# [Problem details]
Look through the entries and report how many lines include the word "that". Give the number alone.

# [Input records]
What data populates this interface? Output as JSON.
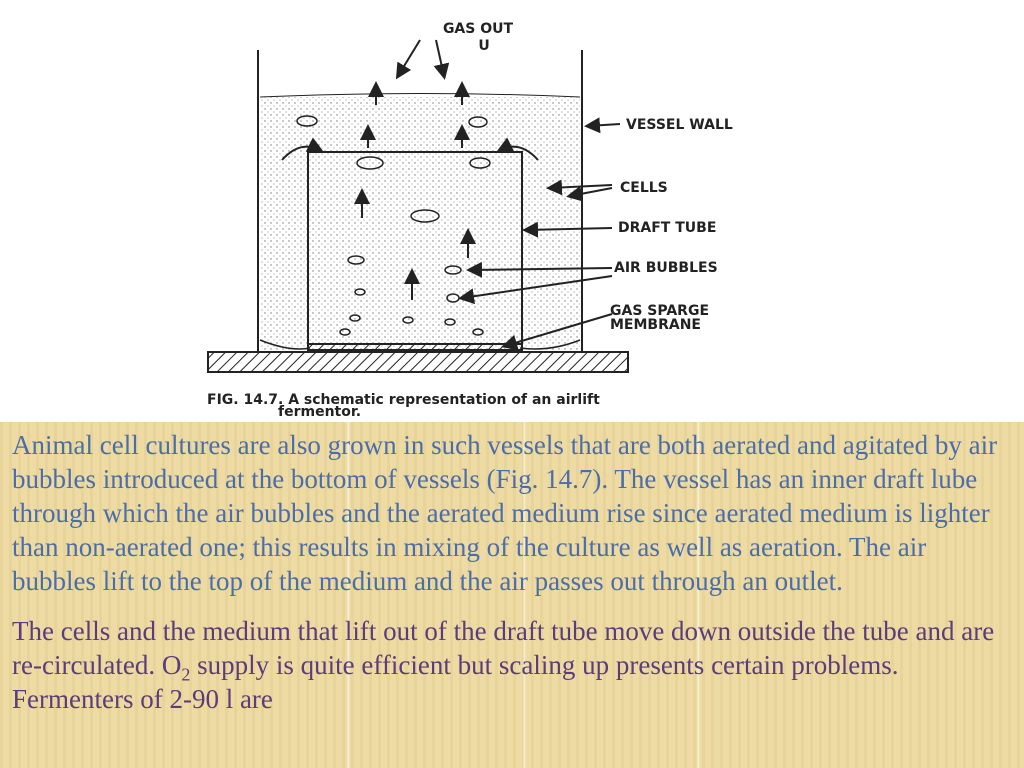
{
  "figure": {
    "labels": [
      "GAS OUT",
      "U",
      "VESSEL WALL",
      "CELLS",
      "DRAFT TUBE",
      "AIR BUBBLES",
      "GAS SPARGE",
      "MEMBRANE"
    ],
    "caption_line1": "FIG. 14.7. A schematic representation of an airlift",
    "caption_line2": "fermentor."
  },
  "paragraphs": [
    "Animal cell cultures are also grown in such vessels that are both aerated and agitated by air bubbles introduced at the bottom of vessels (Fig. 14.7). The vessel has an inner draft lube through which the air bubbles and the aerated medium rise since aerated medium is lighter than non-aerated one; this results in mixing of the culture as well as aeration. The air bubbles lift to the top of the medium and the air passes out through an outlet.",
    {
      "before": "The cells and the medium that lift out of the draft tube move down outside the tube and are re-circulated. O",
      "subscript": "2",
      "after": " supply is quite efficient but scaling up presents certain problems. Fermenters of 2-90 l are"
    }
  ]
}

# [Answer space]
2